• [What is required] Track down the lines that contain "color" and copy them.

• [Source records]
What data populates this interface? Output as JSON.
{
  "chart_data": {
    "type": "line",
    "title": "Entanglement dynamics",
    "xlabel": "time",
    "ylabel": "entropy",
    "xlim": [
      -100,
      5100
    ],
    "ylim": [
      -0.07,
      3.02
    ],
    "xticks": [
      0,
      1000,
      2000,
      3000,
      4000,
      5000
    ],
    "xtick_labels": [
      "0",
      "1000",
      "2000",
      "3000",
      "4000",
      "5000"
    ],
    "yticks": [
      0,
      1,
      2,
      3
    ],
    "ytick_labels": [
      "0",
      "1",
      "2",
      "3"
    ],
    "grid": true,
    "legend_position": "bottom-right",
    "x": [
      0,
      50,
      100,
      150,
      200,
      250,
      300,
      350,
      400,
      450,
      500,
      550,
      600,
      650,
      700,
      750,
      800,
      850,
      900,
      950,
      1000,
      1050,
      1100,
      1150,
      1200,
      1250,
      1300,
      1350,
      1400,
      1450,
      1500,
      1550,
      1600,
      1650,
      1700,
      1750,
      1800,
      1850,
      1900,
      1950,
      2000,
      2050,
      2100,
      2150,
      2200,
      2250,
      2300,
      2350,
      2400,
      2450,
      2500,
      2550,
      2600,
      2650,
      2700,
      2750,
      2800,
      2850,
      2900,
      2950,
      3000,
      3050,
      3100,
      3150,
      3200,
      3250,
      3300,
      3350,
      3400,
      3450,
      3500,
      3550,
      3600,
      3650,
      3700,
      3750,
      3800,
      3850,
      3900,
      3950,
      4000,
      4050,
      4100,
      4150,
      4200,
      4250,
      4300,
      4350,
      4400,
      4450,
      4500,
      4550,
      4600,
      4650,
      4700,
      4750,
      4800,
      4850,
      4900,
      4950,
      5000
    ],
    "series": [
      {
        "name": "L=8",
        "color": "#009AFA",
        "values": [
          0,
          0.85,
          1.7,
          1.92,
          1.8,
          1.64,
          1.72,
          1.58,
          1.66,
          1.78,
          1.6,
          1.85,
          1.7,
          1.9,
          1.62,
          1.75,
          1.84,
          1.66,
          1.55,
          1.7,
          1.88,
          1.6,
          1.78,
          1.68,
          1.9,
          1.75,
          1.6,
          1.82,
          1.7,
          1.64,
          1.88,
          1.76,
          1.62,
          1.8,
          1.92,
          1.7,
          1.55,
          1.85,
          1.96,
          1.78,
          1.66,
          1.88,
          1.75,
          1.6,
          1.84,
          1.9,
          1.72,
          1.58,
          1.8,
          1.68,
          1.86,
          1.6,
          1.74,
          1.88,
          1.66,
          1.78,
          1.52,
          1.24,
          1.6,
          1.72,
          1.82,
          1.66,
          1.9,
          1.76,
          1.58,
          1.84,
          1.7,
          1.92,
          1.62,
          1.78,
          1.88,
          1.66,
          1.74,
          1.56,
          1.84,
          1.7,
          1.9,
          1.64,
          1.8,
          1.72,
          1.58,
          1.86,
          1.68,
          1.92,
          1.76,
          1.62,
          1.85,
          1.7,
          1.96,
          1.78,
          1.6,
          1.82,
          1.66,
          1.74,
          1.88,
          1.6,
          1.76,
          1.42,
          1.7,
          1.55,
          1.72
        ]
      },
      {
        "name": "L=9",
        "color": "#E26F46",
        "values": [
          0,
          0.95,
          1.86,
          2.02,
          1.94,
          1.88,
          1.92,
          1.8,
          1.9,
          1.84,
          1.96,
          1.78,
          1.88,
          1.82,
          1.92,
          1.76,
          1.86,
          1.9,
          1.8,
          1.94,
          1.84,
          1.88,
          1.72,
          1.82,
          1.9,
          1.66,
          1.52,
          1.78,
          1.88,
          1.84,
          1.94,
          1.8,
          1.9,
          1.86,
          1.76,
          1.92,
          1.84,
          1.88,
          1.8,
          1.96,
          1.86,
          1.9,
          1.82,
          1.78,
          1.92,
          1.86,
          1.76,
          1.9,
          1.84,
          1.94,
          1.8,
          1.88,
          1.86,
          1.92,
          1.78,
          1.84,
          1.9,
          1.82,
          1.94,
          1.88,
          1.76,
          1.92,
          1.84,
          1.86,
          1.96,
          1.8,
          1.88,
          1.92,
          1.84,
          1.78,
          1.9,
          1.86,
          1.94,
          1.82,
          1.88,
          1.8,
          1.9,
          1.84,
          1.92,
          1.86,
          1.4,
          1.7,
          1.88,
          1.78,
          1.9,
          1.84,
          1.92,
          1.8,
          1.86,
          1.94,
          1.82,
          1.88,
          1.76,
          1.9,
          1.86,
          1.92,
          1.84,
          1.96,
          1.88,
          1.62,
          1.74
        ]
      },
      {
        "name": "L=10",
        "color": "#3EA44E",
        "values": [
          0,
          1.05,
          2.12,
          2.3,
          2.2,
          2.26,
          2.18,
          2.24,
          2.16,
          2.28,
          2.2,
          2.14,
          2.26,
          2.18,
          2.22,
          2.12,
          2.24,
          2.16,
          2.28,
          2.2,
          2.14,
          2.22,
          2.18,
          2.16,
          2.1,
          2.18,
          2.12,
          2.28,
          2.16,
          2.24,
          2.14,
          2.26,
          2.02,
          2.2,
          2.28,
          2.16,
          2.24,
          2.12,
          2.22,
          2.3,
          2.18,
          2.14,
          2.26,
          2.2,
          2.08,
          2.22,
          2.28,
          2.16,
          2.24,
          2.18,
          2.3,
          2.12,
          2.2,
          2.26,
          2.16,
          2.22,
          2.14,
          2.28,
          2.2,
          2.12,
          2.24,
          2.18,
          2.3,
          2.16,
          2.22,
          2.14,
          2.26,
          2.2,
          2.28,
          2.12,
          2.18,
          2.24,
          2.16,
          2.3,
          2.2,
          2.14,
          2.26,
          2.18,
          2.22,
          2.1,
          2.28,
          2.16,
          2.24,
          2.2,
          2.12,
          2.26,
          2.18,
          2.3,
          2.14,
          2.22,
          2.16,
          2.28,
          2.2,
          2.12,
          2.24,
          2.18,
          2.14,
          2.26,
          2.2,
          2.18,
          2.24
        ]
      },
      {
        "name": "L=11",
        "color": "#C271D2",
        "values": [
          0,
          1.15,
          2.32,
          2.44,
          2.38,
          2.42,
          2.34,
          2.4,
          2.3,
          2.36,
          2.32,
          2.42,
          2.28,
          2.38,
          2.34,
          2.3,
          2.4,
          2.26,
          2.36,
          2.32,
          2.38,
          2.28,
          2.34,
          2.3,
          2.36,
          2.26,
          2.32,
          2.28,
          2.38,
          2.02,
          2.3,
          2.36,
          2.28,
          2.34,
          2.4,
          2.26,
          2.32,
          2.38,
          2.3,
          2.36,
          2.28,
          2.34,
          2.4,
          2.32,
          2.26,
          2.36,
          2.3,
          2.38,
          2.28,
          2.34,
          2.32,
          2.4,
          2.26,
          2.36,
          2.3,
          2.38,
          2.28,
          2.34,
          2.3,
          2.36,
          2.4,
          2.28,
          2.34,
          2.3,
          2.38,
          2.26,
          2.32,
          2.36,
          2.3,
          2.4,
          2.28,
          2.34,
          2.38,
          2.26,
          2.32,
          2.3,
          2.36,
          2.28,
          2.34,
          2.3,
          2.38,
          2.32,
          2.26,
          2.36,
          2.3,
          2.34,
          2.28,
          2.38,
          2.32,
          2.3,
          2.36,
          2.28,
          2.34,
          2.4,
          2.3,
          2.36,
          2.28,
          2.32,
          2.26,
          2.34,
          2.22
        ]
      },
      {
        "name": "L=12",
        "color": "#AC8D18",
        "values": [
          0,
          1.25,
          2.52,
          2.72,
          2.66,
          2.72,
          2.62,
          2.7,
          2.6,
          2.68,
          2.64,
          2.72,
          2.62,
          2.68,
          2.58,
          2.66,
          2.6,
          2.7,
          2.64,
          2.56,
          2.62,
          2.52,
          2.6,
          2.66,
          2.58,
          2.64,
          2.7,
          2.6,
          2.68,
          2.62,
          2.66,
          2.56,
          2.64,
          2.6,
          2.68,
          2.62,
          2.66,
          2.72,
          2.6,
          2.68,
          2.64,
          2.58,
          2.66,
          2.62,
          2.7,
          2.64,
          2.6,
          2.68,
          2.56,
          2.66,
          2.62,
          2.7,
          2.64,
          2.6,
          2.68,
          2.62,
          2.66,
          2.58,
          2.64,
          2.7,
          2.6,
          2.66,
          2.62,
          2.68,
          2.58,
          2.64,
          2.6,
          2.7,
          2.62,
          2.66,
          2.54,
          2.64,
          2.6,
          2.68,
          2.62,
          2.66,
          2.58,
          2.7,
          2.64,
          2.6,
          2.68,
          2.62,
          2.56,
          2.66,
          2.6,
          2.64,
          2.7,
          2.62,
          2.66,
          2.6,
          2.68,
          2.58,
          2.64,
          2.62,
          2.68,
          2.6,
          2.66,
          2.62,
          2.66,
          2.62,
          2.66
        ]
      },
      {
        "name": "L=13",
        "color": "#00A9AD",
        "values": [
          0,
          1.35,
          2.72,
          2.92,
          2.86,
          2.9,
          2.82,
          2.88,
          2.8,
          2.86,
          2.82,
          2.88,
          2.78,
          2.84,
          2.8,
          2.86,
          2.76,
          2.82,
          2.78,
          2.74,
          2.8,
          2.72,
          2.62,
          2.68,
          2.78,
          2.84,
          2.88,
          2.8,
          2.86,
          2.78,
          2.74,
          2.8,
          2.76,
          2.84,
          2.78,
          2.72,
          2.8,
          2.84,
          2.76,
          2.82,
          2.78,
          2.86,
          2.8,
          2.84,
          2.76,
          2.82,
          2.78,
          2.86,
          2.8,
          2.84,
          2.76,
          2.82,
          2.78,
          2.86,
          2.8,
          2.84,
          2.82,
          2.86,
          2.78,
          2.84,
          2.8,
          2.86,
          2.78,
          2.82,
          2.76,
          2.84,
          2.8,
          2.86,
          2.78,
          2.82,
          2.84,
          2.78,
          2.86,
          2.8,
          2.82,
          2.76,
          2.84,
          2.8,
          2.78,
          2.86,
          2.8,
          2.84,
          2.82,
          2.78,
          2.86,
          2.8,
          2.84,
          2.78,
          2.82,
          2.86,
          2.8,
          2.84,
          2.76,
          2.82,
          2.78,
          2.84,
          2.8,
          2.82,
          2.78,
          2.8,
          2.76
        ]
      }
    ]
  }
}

• [Solution to this problem]
        "color": "#009AFA",
        "color": "#E26F46",
        "color": "#3EA44E",
        "color": "#C271D2",
        "color": "#AC8D18",
        "color": "#00A9AD",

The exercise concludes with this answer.